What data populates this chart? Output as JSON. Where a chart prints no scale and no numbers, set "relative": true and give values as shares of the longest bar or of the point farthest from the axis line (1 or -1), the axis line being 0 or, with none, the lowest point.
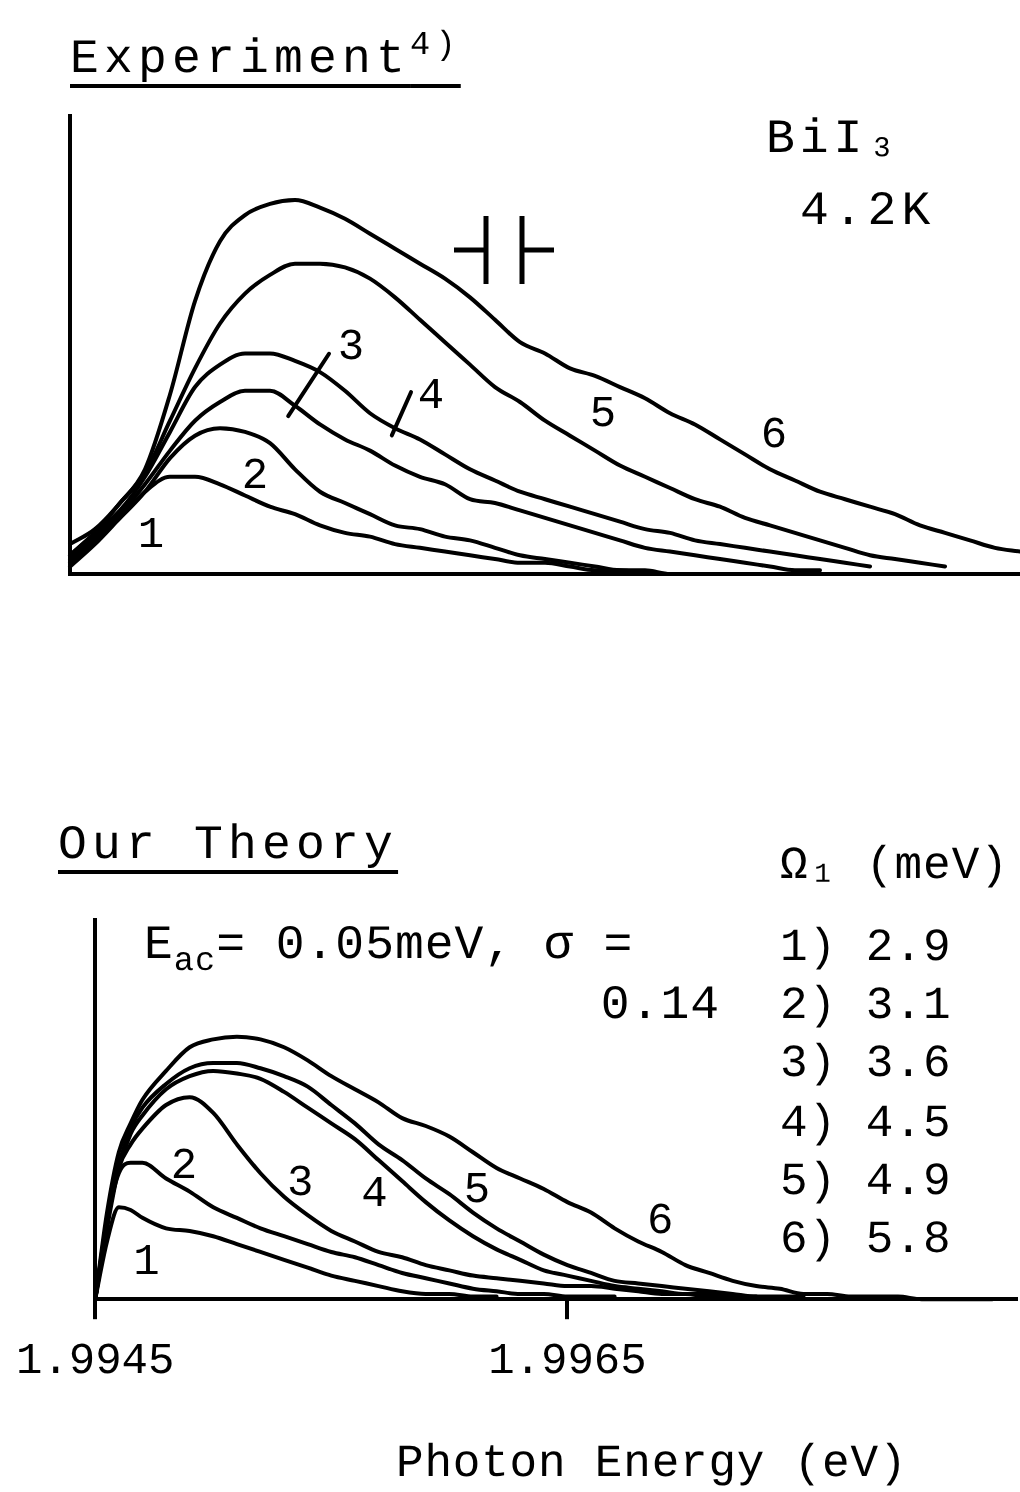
{
  "chart_data": [
    {
      "type": "line",
      "title": "Experiment$^{4)}$",
      "annotations": [
        "BiI₃",
        "4.2K"
      ],
      "relative": true,
      "tick_labels": false,
      "marker": "none",
      "categories": [
        null,
        null,
        null,
        null,
        null,
        null,
        null,
        null,
        null,
        null,
        null,
        null,
        null,
        null,
        null,
        null,
        null,
        null,
        null,
        null,
        null,
        null,
        null,
        null,
        null,
        null,
        null,
        null,
        null,
        null,
        null,
        null,
        null,
        null,
        null,
        null,
        null,
        null,
        null
      ],
      "series": [
        {
          "name": "1",
          "color": "#000000",
          "values": [
            0.02,
            0.08,
            0.15,
            0.22,
            0.26,
            0.26,
            0.24,
            0.21,
            0.18,
            0.16,
            0.13,
            0.11,
            0.1,
            0.08,
            0.07,
            0.06,
            0.05,
            0.04,
            0.03,
            0.03,
            0.02,
            0.01,
            0.01,
            0,
            null,
            null,
            null,
            null,
            null,
            null,
            null,
            null,
            null,
            null,
            null,
            null,
            null,
            null,
            null
          ]
        },
        {
          "name": "2",
          "color": "#000000",
          "values": [
            0.03,
            0.09,
            0.15,
            0.22,
            0.31,
            0.37,
            0.39,
            0.38,
            0.35,
            0.28,
            0.22,
            0.19,
            0.16,
            0.13,
            0.12,
            0.1,
            0.09,
            0.07,
            0.05,
            0.04,
            0.03,
            0.02,
            0.01,
            0.01,
            0,
            0,
            null,
            null,
            null,
            null,
            null,
            null,
            null,
            null,
            null,
            null,
            null,
            null,
            null
          ]
        },
        {
          "name": "3",
          "color": "#000000",
          "values": [
            0.04,
            0.1,
            0.16,
            0.24,
            0.33,
            0.41,
            0.46,
            0.49,
            0.49,
            0.45,
            0.4,
            0.36,
            0.33,
            0.29,
            0.26,
            0.24,
            0.2,
            0.19,
            0.17,
            0.15,
            0.13,
            0.11,
            0.09,
            0.07,
            0.06,
            0.05,
            0.04,
            0.03,
            0.02,
            0.01,
            0.01,
            null,
            null,
            null,
            null,
            null,
            null,
            null,
            null
          ]
        },
        {
          "name": "4",
          "color": "#000000",
          "values": [
            0.05,
            0.11,
            0.17,
            0.26,
            0.38,
            0.5,
            0.56,
            0.59,
            0.59,
            0.57,
            0.54,
            0.49,
            0.43,
            0.39,
            0.36,
            0.32,
            0.28,
            0.25,
            0.22,
            0.2,
            0.18,
            0.16,
            0.14,
            0.12,
            0.11,
            0.09,
            0.08,
            0.07,
            0.06,
            0.05,
            0.04,
            0.03,
            0.02,
            null,
            null,
            null,
            null,
            null,
            null
          ]
        },
        {
          "name": "5",
          "color": "#000000",
          "values": [
            0.05,
            0.11,
            0.19,
            0.27,
            0.41,
            0.55,
            0.67,
            0.75,
            0.8,
            0.83,
            0.83,
            0.82,
            0.79,
            0.74,
            0.68,
            0.62,
            0.56,
            0.5,
            0.46,
            0.41,
            0.37,
            0.33,
            0.29,
            0.26,
            0.23,
            0.2,
            0.18,
            0.15,
            0.13,
            0.11,
            0.09,
            0.07,
            0.05,
            0.04,
            0.03,
            0.02,
            null,
            null,
            null
          ]
        },
        {
          "name": "6",
          "color": "#000000",
          "values": [
            0.08,
            0.12,
            0.19,
            0.28,
            0.48,
            0.73,
            0.89,
            0.96,
            0.99,
            1.0,
            0.98,
            0.95,
            0.91,
            0.87,
            0.83,
            0.79,
            0.74,
            0.68,
            0.62,
            0.59,
            0.55,
            0.53,
            0.5,
            0.47,
            0.43,
            0.4,
            0.36,
            0.32,
            0.28,
            0.25,
            0.22,
            0.2,
            0.18,
            0.16,
            0.13,
            0.11,
            0.09,
            0.07,
            0.06
          ]
        }
      ]
    },
    {
      "type": "line",
      "title": "Our Theory",
      "xlabel": "Photon Energy (eV)",
      "annotations": [
        "E$_{ac}$= 0.05meV, σ = 0.14",
        "Ω₁ (meV)",
        "1) 2.9",
        "2) 3.1",
        "3) 3.6",
        "4) 4.5",
        "5) 4.9",
        "6) 5.8"
      ],
      "relative": true,
      "tick_labels": "x",
      "marker": "none",
      "x": [
        1.9945,
        1.99455,
        1.9946,
        1.99465,
        1.9947,
        1.9948,
        1.9949,
        1.995,
        1.9951,
        1.9952,
        1.9953,
        1.9954,
        1.9955,
        1.9956,
        1.9957,
        1.9958,
        1.9959,
        1.996,
        1.9961,
        1.9962,
        1.9963,
        1.9964,
        1.9965,
        1.9966,
        1.9967,
        1.9968,
        1.9969,
        1.997,
        1.9971,
        1.9972,
        1.9973,
        1.9974,
        1.9975,
        1.9976,
        1.9977,
        1.9978,
        1.9979,
        1.998,
        1.9981,
        1.9982,
        1.9983
      ],
      "xlim": [
        1.9945,
        1.9984
      ],
      "xticks": [
        1.9945,
        1.9965
      ],
      "series": [
        {
          "name": "1",
          "color": "#000000",
          "values": [
            0,
            0.22,
            0.35,
            0.34,
            0.31,
            0.27,
            0.26,
            0.24,
            0.21,
            0.18,
            0.15,
            0.12,
            0.09,
            0.07,
            0.05,
            0.03,
            0.02,
            0.02,
            0.01,
            0.01,
            null,
            null,
            null,
            null,
            null,
            null,
            null,
            null,
            null,
            null,
            null,
            null,
            null,
            null,
            null,
            null,
            null,
            null,
            null,
            null,
            null
          ]
        },
        {
          "name": "2",
          "color": "#000000",
          "values": [
            0,
            0.3,
            0.48,
            0.52,
            0.52,
            0.46,
            0.41,
            0.35,
            0.31,
            0.27,
            0.24,
            0.21,
            0.18,
            0.16,
            0.13,
            0.1,
            0.08,
            0.06,
            0.04,
            0.03,
            0.02,
            0.02,
            0.01,
            0.01,
            0.01,
            null,
            null,
            null,
            null,
            null,
            null,
            null,
            null,
            null,
            null,
            null,
            null,
            null,
            null,
            null,
            null
          ]
        },
        {
          "name": "3",
          "color": "#000000",
          "values": [
            0,
            0.29,
            0.5,
            0.59,
            0.65,
            0.74,
            0.77,
            0.71,
            0.59,
            0.48,
            0.39,
            0.32,
            0.26,
            0.22,
            0.18,
            0.16,
            0.13,
            0.11,
            0.09,
            0.08,
            0.07,
            0.06,
            0.05,
            0.05,
            0.04,
            0.03,
            0.02,
            0.02,
            0.01,
            0.01,
            null,
            null,
            null,
            null,
            null,
            null,
            null,
            null,
            null,
            null,
            null
          ]
        },
        {
          "name": "4",
          "color": "#000000",
          "values": [
            0,
            0.27,
            0.5,
            0.63,
            0.7,
            0.8,
            0.85,
            0.87,
            0.86,
            0.84,
            0.79,
            0.73,
            0.67,
            0.61,
            0.53,
            0.45,
            0.37,
            0.3,
            0.24,
            0.19,
            0.15,
            0.11,
            0.09,
            0.07,
            0.05,
            0.04,
            0.03,
            0.02,
            0.02,
            0.01,
            0.01,
            null,
            null,
            null,
            null,
            null,
            null,
            null,
            null,
            null,
            null
          ]
        },
        {
          "name": "5",
          "color": "#000000",
          "values": [
            0,
            0.29,
            0.51,
            0.65,
            0.73,
            0.82,
            0.88,
            0.9,
            0.9,
            0.88,
            0.85,
            0.81,
            0.74,
            0.67,
            0.59,
            0.53,
            0.46,
            0.4,
            0.33,
            0.27,
            0.22,
            0.17,
            0.13,
            0.1,
            0.07,
            0.06,
            0.05,
            0.04,
            0.03,
            0.02,
            0.01,
            0.01,
            0.01,
            null,
            null,
            null,
            null,
            null,
            null,
            null,
            null
          ]
        },
        {
          "name": "6",
          "color": "#000000",
          "values": [
            0,
            0.33,
            0.56,
            0.67,
            0.76,
            0.87,
            0.96,
            0.99,
            1.0,
            0.99,
            0.96,
            0.91,
            0.85,
            0.8,
            0.75,
            0.69,
            0.66,
            0.62,
            0.56,
            0.5,
            0.46,
            0.42,
            0.37,
            0.33,
            0.27,
            0.22,
            0.18,
            0.13,
            0.1,
            0.07,
            0.05,
            0.04,
            0.02,
            0.02,
            0.01,
            0.01,
            0.01,
            0,
            0,
            0,
            0
          ]
        }
      ]
    }
  ]
}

- - -

**Goal of the exercise:**
Search the entries for the word "title" and copy every line that has it.

**Exercise result:**
      "title": "Experiment$^{4)}$",
      "title": "Our Theory",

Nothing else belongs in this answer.